PROBLEM SET:
- A) In the SARS-CoV-2 evolution article, condense the paragraph beginning "First announced by the World Health Organization" into a short bulleted list that keeps its main facts.
- B) Reproduce everything in the SARS-CoV-2 evolution article from "First announced by" down to "the researchers say.", without changing a word.

EXTRACT TO READ:
___
Increased infectivity, antibody escape drive SARS-CoV-2 evolution

Increased infectivity, antibody escape drive SARS-CoV-2 evolution

First announced by the World Health Organization on Nov. 26, 2021, the SARS-CoV-2 omicron variant spread rapidly around the world, becoming the dominant variant in the U.S. and elsewhere. Now, researchers report in ACS Infectious Diseases and the Journal of Chemical Information and Modeling that omicron and other variants are evolving increased infectivity and antibody escape, according to an artificial intelligence (AI) model. Therefore, new vaccines and antibody therapies are desperately needed, the researchers say.
___
DATA UNDER STUDY:
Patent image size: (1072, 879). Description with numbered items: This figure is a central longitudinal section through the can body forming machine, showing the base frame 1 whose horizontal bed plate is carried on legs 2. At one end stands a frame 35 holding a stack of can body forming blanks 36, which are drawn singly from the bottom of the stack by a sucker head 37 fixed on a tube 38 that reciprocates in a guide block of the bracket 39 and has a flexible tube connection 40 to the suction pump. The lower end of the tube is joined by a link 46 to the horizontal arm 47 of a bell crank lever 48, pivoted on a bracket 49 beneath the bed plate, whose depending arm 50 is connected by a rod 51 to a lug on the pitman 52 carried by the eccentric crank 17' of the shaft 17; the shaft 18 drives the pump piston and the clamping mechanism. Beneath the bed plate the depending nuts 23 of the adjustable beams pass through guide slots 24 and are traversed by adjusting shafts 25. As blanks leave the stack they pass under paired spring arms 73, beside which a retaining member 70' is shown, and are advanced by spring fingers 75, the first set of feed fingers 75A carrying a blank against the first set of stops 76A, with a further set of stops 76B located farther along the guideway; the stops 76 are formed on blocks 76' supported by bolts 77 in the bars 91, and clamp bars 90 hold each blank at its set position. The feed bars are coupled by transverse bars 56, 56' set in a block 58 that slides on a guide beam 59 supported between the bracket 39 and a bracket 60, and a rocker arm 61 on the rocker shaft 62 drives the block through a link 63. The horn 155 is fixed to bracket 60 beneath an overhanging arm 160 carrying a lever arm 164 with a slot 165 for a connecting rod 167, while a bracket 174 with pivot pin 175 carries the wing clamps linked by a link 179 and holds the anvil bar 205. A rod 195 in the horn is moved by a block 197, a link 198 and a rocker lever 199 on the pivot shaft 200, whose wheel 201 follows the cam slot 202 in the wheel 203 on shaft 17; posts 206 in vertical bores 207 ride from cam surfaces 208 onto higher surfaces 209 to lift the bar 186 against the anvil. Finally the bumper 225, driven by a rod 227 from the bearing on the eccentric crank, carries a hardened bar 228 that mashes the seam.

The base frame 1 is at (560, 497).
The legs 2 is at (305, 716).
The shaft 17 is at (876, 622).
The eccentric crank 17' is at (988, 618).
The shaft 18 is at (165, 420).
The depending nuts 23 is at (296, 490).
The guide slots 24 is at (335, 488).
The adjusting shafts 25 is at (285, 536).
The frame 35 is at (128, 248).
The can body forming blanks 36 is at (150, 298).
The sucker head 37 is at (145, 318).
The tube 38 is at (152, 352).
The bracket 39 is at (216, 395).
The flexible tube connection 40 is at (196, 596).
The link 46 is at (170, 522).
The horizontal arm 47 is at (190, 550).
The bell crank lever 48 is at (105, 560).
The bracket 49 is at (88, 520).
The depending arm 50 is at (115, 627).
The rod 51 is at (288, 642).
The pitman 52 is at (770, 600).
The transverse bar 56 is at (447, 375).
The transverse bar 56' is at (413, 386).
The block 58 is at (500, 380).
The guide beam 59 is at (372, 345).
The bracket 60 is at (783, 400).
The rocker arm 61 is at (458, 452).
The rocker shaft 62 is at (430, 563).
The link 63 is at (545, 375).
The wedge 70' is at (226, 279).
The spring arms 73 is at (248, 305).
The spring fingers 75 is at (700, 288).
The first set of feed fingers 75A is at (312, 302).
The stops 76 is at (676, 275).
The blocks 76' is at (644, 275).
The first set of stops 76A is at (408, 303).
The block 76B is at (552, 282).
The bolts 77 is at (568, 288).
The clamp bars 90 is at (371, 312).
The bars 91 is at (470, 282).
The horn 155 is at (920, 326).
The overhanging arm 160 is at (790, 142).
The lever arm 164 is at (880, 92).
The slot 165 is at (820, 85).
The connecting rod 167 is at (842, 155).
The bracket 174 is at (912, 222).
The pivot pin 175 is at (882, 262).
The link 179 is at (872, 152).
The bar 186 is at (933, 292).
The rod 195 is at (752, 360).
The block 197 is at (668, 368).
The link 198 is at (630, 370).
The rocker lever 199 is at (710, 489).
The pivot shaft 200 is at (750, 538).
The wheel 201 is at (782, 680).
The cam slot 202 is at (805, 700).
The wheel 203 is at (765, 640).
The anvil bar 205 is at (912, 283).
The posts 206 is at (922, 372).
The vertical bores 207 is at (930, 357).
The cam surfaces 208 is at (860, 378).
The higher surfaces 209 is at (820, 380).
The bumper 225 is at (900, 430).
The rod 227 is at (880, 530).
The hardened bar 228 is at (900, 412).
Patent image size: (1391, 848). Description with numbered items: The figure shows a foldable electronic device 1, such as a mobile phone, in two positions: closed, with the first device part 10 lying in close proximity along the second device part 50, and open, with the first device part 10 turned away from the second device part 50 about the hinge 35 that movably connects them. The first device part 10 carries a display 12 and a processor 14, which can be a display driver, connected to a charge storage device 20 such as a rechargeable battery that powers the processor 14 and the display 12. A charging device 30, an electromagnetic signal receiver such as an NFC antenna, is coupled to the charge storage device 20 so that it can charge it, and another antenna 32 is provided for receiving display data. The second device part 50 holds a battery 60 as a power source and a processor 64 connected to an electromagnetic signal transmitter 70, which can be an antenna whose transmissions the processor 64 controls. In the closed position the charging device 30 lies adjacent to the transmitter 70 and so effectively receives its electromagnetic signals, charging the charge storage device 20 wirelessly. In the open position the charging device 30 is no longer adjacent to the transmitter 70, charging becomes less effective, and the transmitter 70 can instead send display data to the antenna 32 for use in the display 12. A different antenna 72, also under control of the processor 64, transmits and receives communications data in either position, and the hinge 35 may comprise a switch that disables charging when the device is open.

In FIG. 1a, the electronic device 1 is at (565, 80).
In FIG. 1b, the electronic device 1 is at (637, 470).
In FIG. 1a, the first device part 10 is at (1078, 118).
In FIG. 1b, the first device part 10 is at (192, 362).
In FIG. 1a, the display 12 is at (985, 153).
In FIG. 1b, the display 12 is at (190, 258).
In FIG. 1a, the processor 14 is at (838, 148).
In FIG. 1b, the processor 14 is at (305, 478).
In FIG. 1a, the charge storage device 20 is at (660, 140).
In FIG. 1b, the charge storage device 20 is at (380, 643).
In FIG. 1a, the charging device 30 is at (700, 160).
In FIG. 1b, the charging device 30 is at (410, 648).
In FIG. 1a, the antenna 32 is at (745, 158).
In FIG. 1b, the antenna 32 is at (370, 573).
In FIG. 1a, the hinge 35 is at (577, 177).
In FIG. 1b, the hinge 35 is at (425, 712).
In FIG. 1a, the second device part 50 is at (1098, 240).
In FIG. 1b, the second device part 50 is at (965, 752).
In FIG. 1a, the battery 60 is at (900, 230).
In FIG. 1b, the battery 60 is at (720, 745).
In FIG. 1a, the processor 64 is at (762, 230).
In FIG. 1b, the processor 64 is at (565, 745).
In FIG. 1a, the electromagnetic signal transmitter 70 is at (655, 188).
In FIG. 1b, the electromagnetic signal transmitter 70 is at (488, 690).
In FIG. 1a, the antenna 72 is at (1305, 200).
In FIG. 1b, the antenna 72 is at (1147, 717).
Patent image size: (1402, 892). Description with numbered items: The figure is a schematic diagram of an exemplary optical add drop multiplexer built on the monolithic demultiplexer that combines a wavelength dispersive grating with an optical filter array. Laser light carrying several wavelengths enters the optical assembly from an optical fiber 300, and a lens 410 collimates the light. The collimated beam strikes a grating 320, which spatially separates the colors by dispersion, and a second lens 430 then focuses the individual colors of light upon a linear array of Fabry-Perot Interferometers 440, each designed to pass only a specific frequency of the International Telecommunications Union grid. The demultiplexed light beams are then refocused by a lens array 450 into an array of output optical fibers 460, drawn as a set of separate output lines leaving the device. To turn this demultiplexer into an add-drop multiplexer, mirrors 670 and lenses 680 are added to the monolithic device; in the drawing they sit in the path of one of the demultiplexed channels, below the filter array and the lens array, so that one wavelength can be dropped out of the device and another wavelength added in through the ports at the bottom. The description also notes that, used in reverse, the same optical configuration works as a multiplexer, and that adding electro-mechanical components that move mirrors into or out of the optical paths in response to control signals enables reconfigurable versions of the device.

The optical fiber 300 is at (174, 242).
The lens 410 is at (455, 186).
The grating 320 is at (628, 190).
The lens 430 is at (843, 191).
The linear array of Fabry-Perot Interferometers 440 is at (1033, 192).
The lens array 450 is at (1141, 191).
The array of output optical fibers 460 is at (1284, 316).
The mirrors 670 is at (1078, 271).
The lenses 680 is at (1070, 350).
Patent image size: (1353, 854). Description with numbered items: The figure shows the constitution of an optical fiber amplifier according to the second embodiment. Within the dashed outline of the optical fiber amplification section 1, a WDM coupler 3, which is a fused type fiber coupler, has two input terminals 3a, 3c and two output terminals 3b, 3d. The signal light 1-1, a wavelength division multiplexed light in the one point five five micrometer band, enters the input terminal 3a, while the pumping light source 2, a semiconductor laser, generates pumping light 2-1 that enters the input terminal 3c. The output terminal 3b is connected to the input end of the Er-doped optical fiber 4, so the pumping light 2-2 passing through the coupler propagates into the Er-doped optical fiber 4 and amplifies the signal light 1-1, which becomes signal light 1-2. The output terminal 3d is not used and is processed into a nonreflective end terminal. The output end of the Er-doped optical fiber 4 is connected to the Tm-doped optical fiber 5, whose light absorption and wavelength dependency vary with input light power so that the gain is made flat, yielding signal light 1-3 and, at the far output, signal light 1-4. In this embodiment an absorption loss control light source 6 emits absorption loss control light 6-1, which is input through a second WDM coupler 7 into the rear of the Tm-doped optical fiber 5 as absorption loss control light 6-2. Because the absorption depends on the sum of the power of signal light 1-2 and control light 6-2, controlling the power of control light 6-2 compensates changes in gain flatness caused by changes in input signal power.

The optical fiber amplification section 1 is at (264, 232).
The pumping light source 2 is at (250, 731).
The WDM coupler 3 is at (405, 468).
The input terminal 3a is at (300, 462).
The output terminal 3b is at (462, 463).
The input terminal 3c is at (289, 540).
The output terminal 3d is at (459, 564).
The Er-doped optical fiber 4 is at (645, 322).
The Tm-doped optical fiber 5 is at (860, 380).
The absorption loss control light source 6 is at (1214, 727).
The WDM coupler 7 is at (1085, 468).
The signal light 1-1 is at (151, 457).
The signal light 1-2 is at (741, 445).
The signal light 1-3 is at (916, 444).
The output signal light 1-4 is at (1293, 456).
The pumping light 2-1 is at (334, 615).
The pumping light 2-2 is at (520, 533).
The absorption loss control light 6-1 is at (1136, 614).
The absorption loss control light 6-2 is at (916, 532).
___
SOLUTIONS TO THE TASKS:
- A)
- The World Health Organization first announced the SARS-CoV-2 omicron variant on Nov. 26, 2021.
- Omicron spread rapidly around the world and became the dominant variant in the U.S. and elsewhere.
- Researchers report in ACS Infectious Diseases and the Journal of Chemical Information and Modeling that, according to an AI model, omicron and other variants are evolving increased infectivity and antibody escape.
- The researchers say new vaccines and antibody therapies are therefore desperately needed.

- B)
First announced by the World Health Organization on Nov. 26, 2021, the SARS-CoV-2 omicron variant spread rapidly around the world, becoming the dominant variant in the U.S. and elsewhere. Now, researchers report in ACS Infectious Diseases and the Journal of Chemical Information and Modeling that omicron and other variants are evolving increased infectivity and antibody escape, according to an artificial intelligence (AI) model. Therefore, new vaccines and antibody therapies are desperately needed, the researchers say.